>>
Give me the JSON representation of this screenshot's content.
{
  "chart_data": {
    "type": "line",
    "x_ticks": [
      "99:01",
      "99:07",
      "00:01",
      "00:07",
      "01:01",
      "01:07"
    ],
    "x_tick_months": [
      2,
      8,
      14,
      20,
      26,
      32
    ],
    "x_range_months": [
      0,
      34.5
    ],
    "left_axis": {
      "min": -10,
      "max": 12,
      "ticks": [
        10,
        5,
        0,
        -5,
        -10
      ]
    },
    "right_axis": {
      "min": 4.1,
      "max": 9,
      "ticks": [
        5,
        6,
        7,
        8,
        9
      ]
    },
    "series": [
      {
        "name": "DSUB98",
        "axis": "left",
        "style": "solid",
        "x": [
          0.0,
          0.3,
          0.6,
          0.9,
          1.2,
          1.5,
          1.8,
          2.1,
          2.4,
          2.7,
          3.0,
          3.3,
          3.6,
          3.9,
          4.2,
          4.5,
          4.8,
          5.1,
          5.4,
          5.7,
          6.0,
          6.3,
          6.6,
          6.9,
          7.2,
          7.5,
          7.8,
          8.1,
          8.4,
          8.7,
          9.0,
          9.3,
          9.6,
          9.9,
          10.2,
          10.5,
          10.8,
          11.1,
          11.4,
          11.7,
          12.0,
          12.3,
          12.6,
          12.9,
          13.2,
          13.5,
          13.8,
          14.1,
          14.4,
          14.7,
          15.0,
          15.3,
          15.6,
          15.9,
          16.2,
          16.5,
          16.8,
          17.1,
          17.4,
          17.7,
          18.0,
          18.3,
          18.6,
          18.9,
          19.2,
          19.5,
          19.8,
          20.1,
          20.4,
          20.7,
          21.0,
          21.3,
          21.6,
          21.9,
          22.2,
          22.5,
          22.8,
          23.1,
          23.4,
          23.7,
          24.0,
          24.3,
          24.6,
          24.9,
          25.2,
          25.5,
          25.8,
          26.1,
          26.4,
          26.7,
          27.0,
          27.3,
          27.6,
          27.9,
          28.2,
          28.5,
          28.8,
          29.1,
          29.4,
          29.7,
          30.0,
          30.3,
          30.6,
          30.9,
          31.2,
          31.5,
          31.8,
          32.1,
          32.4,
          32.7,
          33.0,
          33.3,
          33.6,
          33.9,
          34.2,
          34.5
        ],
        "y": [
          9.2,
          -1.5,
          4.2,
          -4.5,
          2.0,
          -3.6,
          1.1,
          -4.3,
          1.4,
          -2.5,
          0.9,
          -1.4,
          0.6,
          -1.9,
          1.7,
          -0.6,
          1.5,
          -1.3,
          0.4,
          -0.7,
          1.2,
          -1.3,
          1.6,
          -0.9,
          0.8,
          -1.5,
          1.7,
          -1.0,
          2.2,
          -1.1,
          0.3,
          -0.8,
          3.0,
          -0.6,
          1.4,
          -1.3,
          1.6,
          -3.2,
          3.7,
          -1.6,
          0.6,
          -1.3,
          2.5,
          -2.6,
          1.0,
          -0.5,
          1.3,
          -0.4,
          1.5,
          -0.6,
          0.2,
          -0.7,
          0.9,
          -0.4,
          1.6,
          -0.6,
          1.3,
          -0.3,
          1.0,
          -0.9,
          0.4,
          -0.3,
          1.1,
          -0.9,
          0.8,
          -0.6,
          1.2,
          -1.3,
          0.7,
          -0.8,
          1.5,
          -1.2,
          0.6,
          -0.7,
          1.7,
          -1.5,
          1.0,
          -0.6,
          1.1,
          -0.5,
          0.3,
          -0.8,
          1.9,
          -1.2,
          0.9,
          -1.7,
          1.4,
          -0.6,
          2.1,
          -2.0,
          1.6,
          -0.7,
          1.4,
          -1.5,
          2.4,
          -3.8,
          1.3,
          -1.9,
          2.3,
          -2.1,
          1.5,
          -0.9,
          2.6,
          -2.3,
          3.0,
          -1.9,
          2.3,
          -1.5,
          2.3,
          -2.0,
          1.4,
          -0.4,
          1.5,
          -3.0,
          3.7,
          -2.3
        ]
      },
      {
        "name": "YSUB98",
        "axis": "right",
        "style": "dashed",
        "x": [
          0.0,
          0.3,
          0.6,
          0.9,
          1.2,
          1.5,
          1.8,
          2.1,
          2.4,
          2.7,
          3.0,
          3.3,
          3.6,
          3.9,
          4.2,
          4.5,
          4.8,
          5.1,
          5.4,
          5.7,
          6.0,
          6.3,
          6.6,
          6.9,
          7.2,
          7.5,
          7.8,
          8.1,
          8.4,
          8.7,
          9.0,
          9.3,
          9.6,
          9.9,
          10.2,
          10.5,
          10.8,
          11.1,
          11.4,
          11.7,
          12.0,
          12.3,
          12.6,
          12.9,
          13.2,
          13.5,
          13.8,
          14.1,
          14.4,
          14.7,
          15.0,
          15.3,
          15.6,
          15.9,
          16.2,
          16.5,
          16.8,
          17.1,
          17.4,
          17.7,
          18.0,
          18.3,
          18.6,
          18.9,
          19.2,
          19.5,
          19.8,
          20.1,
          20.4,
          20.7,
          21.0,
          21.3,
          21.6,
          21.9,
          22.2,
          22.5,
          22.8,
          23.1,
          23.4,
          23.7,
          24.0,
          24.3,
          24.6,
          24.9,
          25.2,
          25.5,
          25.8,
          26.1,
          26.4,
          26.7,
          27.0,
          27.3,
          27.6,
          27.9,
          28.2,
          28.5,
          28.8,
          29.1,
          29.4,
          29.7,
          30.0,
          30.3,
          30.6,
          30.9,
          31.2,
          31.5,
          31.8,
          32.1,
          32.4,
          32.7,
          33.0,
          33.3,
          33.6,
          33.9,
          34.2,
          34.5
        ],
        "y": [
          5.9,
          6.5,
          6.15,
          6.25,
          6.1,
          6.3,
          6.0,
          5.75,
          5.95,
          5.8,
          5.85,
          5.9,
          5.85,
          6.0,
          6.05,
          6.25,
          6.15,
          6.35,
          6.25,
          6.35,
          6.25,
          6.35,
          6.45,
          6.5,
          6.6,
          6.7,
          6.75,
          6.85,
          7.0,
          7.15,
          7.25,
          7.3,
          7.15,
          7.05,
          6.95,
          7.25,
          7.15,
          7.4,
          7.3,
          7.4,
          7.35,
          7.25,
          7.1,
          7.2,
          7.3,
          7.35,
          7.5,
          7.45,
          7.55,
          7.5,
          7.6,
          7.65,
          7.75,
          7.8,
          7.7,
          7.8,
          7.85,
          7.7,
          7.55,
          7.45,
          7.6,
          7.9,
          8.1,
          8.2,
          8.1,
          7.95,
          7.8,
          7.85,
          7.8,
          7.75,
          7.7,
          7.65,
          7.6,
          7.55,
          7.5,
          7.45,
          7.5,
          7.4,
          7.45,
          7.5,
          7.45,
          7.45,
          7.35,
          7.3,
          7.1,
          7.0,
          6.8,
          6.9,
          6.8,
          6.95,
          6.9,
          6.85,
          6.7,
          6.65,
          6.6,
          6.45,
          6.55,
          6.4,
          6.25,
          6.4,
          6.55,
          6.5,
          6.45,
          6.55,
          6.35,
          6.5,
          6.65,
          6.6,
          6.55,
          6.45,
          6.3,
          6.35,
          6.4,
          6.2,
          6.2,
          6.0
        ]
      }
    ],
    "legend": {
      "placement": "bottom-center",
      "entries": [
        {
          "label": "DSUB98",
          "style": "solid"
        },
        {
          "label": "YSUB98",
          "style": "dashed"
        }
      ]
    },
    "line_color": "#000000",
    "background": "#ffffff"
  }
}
<<
## PROMPT
Go through the records and print each one exactly.

## OUTPUT FOR THIS TASK
Give me the JSON representation of this screenshot's content.
{
  "chart_data": {
    "type": "line",
    "x_ticks": [
      "99:01",
      "99:07",
      "00:01",
      "00:07",
      "01:01",
      "01:07"
    ],
    "x_tick_months": [
      2,
      8,
      14,
      20,
      26,
      32
    ],
    "x_range_months": [
      0,
      34.5
    ],
    "left_axis": {
      "min": -10,
      "max": 12,
      "ticks": [
        10,
        5,
        0,
        -5,
        -10
      ]
    },
    "right_axis": {
      "min": 4.1,
      "max": 9,
      "ticks": [
        5,
        6,
        7,
        8,
        9
      ]
    },
    "series": [
      {
        "name": "DSUB98",
        "axis": "left",
        "style": "solid",
        "x": [
          0.0,
          0.3,
          0.6,
          0.9,
          1.2,
          1.5,
          1.8,
          2.1,
          2.4,
          2.7,
          3.0,
          3.3,
          3.6,
          3.9,
          4.2,
          4.5,
          4.8,
          5.1,
          5.4,
          5.7,
          6.0,
          6.3,
          6.6,
          6.9,
          7.2,
          7.5,
          7.8,
          8.1,
          8.4,
          8.7,
          9.0,
          9.3,
          9.6,
          9.9,
          10.2,
          10.5,
          10.8,
          11.1,
          11.4,
          11.7,
          12.0,
          12.3,
          12.6,
          12.9,
          13.2,
          13.5,
          13.8,
          14.1,
          14.4,
          14.7,
          15.0,
          15.3,
          15.6,
          15.9,
          16.2,
          16.5,
          16.8,
          17.1,
          17.4,
          17.7,
          18.0,
          18.3,
          18.6,
          18.9,
          19.2,
          19.5,
          19.8,
          20.1,
          20.4,
          20.7,
          21.0,
          21.3,
          21.6,
          21.9,
          22.2,
          22.5,
          22.8,
          23.1,
          23.4,
          23.7,
          24.0,
          24.3,
          24.6,
          24.9,
          25.2,
          25.5,
          25.8,
          26.1,
          26.4,
          26.7,
          27.0,
          27.3,
          27.6,
          27.9,
          28.2,
          28.5,
          28.8,
          29.1,
          29.4,
          29.7,
          30.0,
          30.3,
          30.6,
          30.9,
          31.2,
          31.5,
          31.8,
          32.1,
          32.4,
          32.7,
          33.0,
          33.3,
          33.6,
          33.9,
          34.2,
          34.5
        ],
        "y": [
          9.2,
          -1.5,
          4.2,
          -4.5,
          2.0,
          -3.6,
          1.1,
          -4.3,
          1.4,
          -2.5,
          0.9,
          -1.4,
          0.6,
          -1.9,
          1.7,
          -0.6,
          1.5,
          -1.3,
          0.4,
          -0.7,
          1.2,
          -1.3,
          1.6,
          -0.9,
          0.8,
          -1.5,
          1.7,
          -1.0,
          2.2,
          -1.1,
          0.3,
          -0.8,
          3.0,
          -0.6,
          1.4,
          -1.3,
          1.6,
          -3.2,
          3.7,
          -1.6,
          0.6,
          -1.3,
          2.5,
          -2.6,
          1.0,
          -0.5,
          1.3,
          -0.4,
          1.5,
          -0.6,
          0.2,
          -0.7,
          0.9,
          -0.4,
          1.6,
          -0.6,
          1.3,
          -0.3,
          1.0,
          -0.9,
          0.4,
          -0.3,
          1.1,
          -0.9,
          0.8,
          -0.6,
          1.2,
          -1.3,
          0.7,
          -0.8,
          1.5,
          -1.2,
          0.6,
          -0.7,
          1.7,
          -1.5,
          1.0,
          -0.6,
          1.1,
          -0.5,
          0.3,
          -0.8,
          1.9,
          -1.2,
          0.9,
          -1.7,
          1.4,
          -0.6,
          2.1,
          -2.0,
          1.6,
          -0.7,
          1.4,
          -1.5,
          2.4,
          -3.8,
          1.3,
          -1.9,
          2.3,
          -2.1,
          1.5,
          -0.9,
          2.6,
          -2.3,
          3.0,
          -1.9,
          2.3,
          -1.5,
          2.3,
          -2.0,
          1.4,
          -0.4,
          1.5,
          -3.0,
          3.7,
          -2.3
        ]
      },
      {
        "name": "YSUB98",
        "axis": "right",
        "style": "dashed",
        "x": [
          0.0,
          0.3,
          0.6,
          0.9,
          1.2,
          1.5,
          1.8,
          2.1,
          2.4,
          2.7,
          3.0,
          3.3,
          3.6,
          3.9,
          4.2,
          4.5,
          4.8,
          5.1,
          5.4,
          5.7,
          6.0,
          6.3,
          6.6,
          6.9,
          7.2,
          7.5,
          7.8,
          8.1,
          8.4,
          8.7,
          9.0,
          9.3,
          9.6,
          9.9,
          10.2,
          10.5,
          10.8,
          11.1,
          11.4,
          11.7,
          12.0,
          12.3,
          12.6,
          12.9,
          13.2,
          13.5,
          13.8,
          14.1,
          14.4,
          14.7,
          15.0,
          15.3,
          15.6,
          15.9,
          16.2,
          16.5,
          16.8,
          17.1,
          17.4,
          17.7,
          18.0,
          18.3,
          18.6,
          18.9,
          19.2,
          19.5,
          19.8,
          20.1,
          20.4,
          20.7,
          21.0,
          21.3,
          21.6,
          21.9,
          22.2,
          22.5,
          22.8,
          23.1,
          23.4,
          23.7,
          24.0,
          24.3,
          24.6,
          24.9,
          25.2,
          25.5,
          25.8,
          26.1,
          26.4,
          26.7,
          27.0,
          27.3,
          27.6,
          27.9,
          28.2,
          28.5,
          28.8,
          29.1,
          29.4,
          29.7,
          30.0,
          30.3,
          30.6,
          30.9,
          31.2,
          31.5,
          31.8,
          32.1,
          32.4,
          32.7,
          33.0,
          33.3,
          33.6,
          33.9,
          34.2,
          34.5
        ],
        "y": [
          5.9,
          6.5,
          6.15,
          6.25,
          6.1,
          6.3,
          6.0,
          5.75,
          5.95,
          5.8,
          5.85,
          5.9,
          5.85,
          6.0,
          6.05,
          6.25,
          6.15,
          6.35,
          6.25,
          6.35,
          6.25,
          6.35,
          6.45,
          6.5,
          6.6,
          6.7,
          6.75,
          6.85,
          7.0,
          7.15,
          7.25,
          7.3,
          7.15,
          7.05,
          6.95,
          7.25,
          7.15,
          7.4,
          7.3,
          7.4,
          7.35,
          7.25,
          7.1,
          7.2,
          7.3,
          7.35,
          7.5,
          7.45,
          7.55,
          7.5,
          7.6,
          7.65,
          7.75,
          7.8,
          7.7,
          7.8,
          7.85,
          7.7,
          7.55,
          7.45,
          7.6,
          7.9,
          8.1,
          8.2,
          8.1,
          7.95,
          7.8,
          7.85,
          7.8,
          7.75,
          7.7,
          7.65,
          7.6,
          7.55,
          7.5,
          7.45,
          7.5,
          7.4,
          7.45,
          7.5,
          7.45,
          7.45,
          7.35,
          7.3,
          7.1,
          7.0,
          6.8,
          6.9,
          6.8,
          6.95,
          6.9,
          6.85,
          6.7,
          6.65,
          6.6,
          6.45,
          6.55,
          6.4,
          6.25,
          6.4,
          6.55,
          6.5,
          6.45,
          6.55,
          6.35,
          6.5,
          6.65,
          6.6,
          6.55,
          6.45,
          6.3,
          6.35,
          6.4,
          6.2,
          6.2,
          6.0
        ]
      }
    ],
    "legend": {
      "placement": "bottom-center",
      "entries": [
        {
          "label": "DSUB98",
          "style": "solid"
        },
        {
          "label": "YSUB98",
          "style": "dashed"
        }
      ]
    },
    "line_color": "#000000",
    "background": "#ffffff"
  }
}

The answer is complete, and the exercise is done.